--- Record set ---
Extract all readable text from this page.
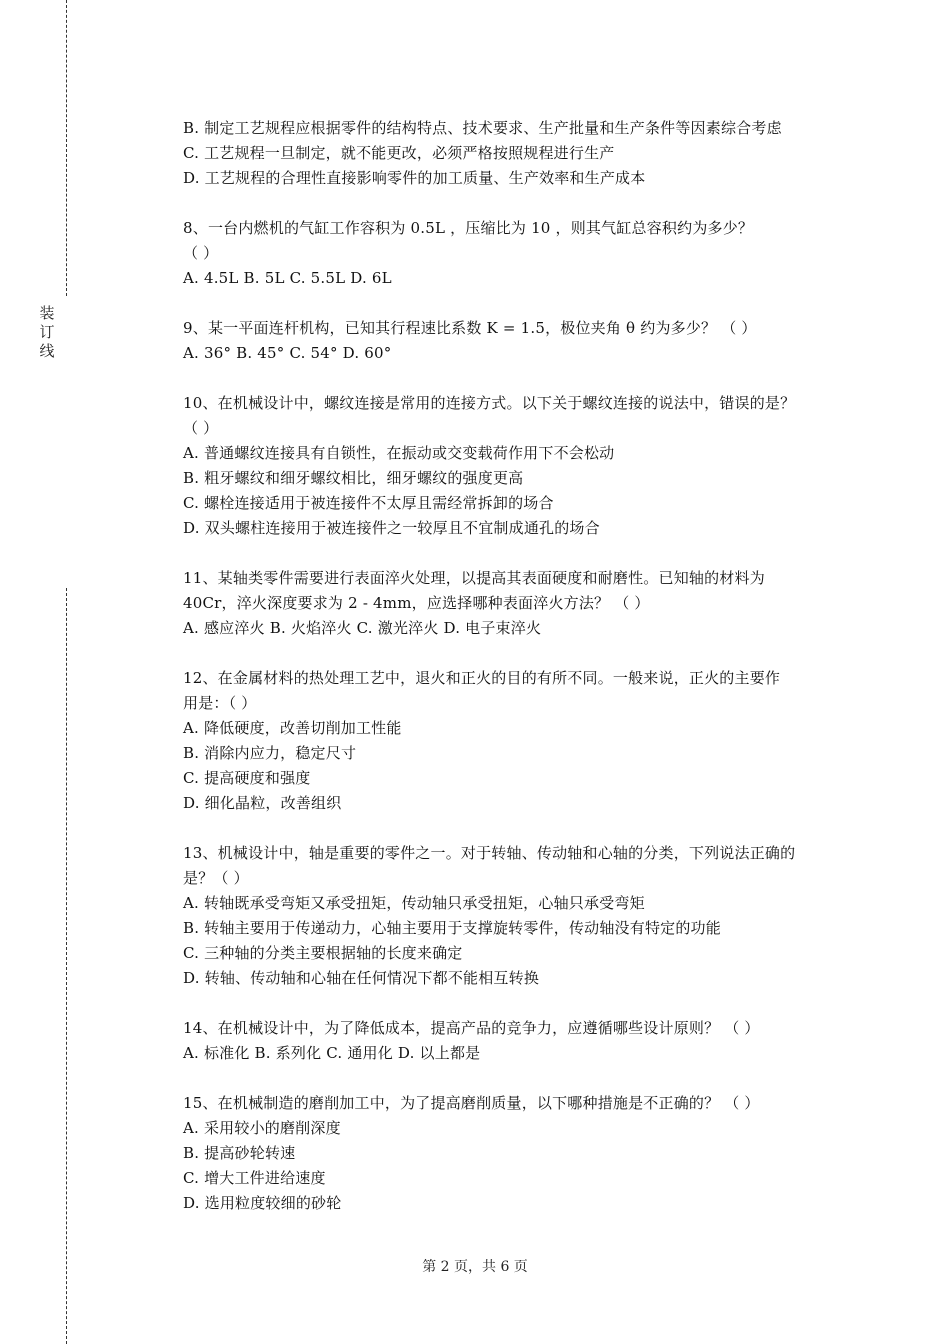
装
订
线
B. 制定工艺规程应根据零件的结构特点、技术要求、生产批量和生产条件等因素综合考虑
C. 工艺规程一旦制定，就不能更改，必须严格按照规程进行生产
D. 工艺规程的合理性直接影响零件的加工质量、生产效率和生产成本
8、一台内燃机的气缸工作容积为 0.5L ，压缩比为 10 ，则其气缸总容积约为多少？
（ ）
A. 4.5L B. 5L C. 5.5L D. 6L
9、某一平面连杆机构，已知其行程速比系数 K = 1.5，极位夹角 θ 约为多少？ （ ）
A. 36° B. 45° C. 54° D. 60°
10、在机械设计中，螺纹连接是常用的连接方式。以下关于螺纹连接的说法中，错误的是？
（ ）
A. 普通螺纹连接具有自锁性，在振动或交变载荷作用下不会松动
B. 粗牙螺纹和细牙螺纹相比，细牙螺纹的强度更高
C. 螺栓连接适用于被连接件不太厚且需经常拆卸的场合
D. 双头螺柱连接用于被连接件之一较厚且不宜制成通孔的场合
11、某轴类零件需要进行表面淬火处理，以提高其表面硬度和耐磨性。已知轴的材料为
40Cr，淬火深度要求为 2 - 4mm，应选择哪种表面淬火方法？ （ ）
A. 感应淬火 B. 火焰淬火 C. 激光淬火 D. 电子束淬火
12、在金属材料的热处理工艺中，退火和正火的目的有所不同。一般来说，正火的主要作
用是：（ ）
A. 降低硬度，改善切削加工性能
B. 消除内应力，稳定尺寸
C. 提高硬度和强度
D. 细化晶粒，改善组织
13、机械设计中，轴是重要的零件之一。对于转轴、传动轴和心轴的分类，下列说法正确的
是？（ ）
A. 转轴既承受弯矩又承受扭矩，传动轴只承受扭矩，心轴只承受弯矩
B. 转轴主要用于传递动力，心轴主要用于支撑旋转零件，传动轴没有特定的功能
C. 三种轴的分类主要根据轴的长度来确定
D. 转轴、传动轴和心轴在任何情况下都不能相互转换
14、在机械设计中，为了降低成本，提高产品的竞争力，应遵循哪些设计原则？ （ ）
A. 标准化 B. 系列化 C. 通用化 D. 以上都是
15、在机械制造的磨削加工中，为了提高磨削质量，以下哪种措施是不正确的？ （ ）
A. 采用较小的磨削深度
B. 提高砂轮转速
C. 增大工件进给速度
D. 选用粒度较细的砂轮
第 2 页，共 6 页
---
What is being asked: Wherever a line in the data above holds "在机械设计中", copy that line.

The result:
10、在机械设计中，螺纹连接是常用的连接方式。以下关于螺纹连接的说法中，错误的是？
14、在机械设计中，为了降低成本，提高产品的竞争力，应遵循哪些设计原则？ （ ）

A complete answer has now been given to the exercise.